**** PROVIDED RECORDS ****

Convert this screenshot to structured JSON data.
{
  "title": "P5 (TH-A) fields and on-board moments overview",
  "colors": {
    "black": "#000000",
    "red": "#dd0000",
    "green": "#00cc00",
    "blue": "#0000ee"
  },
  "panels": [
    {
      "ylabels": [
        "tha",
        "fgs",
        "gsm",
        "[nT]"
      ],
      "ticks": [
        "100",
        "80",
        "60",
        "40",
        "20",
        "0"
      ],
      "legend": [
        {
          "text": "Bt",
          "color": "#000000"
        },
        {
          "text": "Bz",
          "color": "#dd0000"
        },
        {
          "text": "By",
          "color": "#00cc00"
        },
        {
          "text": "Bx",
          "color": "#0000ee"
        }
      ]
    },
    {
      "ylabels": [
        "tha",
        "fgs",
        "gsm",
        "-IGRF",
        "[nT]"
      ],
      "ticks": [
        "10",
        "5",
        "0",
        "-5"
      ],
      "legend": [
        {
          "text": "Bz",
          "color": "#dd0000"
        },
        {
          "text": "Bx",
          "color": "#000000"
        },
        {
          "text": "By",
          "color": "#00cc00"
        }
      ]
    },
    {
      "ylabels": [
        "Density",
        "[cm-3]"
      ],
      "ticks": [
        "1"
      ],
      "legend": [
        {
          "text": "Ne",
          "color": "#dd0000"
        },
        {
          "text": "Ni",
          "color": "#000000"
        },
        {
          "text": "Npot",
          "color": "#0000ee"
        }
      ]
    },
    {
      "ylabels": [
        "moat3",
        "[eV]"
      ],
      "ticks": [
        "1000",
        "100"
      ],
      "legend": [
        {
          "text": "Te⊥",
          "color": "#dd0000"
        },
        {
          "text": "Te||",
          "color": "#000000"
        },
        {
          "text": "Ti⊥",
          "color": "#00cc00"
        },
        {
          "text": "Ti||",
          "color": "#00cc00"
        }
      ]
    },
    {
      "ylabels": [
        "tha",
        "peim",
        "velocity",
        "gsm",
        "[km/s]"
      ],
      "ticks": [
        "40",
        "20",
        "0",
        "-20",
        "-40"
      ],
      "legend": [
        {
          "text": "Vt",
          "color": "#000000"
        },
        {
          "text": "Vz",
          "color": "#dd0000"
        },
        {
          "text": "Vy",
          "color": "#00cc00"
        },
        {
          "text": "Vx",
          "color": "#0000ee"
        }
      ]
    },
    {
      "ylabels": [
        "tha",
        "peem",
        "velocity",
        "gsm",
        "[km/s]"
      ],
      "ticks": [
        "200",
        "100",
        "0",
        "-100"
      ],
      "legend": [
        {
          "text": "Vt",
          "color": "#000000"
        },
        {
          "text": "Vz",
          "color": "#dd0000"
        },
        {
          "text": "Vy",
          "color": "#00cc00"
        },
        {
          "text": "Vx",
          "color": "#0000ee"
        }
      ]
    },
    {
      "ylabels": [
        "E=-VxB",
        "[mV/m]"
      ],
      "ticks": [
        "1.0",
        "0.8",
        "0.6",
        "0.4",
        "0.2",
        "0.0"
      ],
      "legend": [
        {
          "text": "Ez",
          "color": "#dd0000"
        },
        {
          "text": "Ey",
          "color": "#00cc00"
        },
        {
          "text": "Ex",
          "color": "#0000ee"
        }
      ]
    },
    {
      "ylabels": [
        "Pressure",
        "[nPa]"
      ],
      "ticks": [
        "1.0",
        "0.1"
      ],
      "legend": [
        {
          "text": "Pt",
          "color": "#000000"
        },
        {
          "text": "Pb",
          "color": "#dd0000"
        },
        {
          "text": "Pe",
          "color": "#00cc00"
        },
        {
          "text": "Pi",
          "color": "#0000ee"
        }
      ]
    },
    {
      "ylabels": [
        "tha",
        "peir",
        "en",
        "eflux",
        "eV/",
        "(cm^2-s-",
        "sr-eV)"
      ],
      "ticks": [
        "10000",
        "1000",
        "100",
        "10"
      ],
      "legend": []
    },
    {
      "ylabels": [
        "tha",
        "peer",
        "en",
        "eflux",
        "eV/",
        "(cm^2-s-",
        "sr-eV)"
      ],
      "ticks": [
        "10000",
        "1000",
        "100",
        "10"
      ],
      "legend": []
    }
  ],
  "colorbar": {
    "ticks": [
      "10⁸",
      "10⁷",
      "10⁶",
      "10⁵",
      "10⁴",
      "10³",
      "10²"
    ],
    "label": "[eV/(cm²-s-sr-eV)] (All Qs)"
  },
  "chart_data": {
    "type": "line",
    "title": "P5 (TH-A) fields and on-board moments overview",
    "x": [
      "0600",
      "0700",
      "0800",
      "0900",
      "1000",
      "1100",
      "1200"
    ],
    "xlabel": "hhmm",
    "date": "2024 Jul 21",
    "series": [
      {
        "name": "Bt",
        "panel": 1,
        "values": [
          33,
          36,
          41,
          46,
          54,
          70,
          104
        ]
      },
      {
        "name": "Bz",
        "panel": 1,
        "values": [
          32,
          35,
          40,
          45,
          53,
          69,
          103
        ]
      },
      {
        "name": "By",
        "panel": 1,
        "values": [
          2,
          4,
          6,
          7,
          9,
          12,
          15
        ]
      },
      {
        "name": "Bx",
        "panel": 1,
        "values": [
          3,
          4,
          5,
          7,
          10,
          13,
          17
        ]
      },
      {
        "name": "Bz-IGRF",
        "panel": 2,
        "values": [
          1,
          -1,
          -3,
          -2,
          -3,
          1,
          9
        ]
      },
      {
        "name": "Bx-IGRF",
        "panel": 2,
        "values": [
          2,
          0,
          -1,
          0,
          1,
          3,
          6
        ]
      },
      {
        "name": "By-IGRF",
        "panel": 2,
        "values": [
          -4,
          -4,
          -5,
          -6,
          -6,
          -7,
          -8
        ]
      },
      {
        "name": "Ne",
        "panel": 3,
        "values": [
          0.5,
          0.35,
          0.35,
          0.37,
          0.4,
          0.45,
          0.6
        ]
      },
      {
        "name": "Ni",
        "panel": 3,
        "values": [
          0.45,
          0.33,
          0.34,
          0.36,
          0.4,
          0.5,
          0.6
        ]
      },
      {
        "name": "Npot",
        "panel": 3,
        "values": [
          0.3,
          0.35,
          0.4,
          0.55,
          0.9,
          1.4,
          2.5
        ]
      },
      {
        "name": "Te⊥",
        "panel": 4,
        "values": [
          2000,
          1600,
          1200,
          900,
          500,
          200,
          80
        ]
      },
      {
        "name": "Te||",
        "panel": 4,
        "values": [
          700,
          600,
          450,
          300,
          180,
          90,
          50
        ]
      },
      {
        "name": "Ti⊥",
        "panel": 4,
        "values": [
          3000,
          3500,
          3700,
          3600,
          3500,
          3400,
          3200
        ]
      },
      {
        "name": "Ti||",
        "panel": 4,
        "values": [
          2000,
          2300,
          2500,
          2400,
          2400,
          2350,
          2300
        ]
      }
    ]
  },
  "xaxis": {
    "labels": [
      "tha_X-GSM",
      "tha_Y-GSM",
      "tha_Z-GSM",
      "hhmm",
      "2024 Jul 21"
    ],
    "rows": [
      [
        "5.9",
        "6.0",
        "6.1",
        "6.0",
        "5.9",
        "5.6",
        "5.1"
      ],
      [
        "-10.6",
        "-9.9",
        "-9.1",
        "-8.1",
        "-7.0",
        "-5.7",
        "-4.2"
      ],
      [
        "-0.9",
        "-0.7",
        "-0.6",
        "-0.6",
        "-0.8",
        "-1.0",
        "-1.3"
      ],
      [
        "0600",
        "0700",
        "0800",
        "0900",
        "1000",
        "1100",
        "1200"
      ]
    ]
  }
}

****

** TO BE DONE **
Track down the lines that include the word "moments" and copy them.

** EXERCISE ANSWER **
  "title": "P5 (TH-A) fields and on-board moments overview",
    "title": "P5 (TH-A) fields and on-board moments overview",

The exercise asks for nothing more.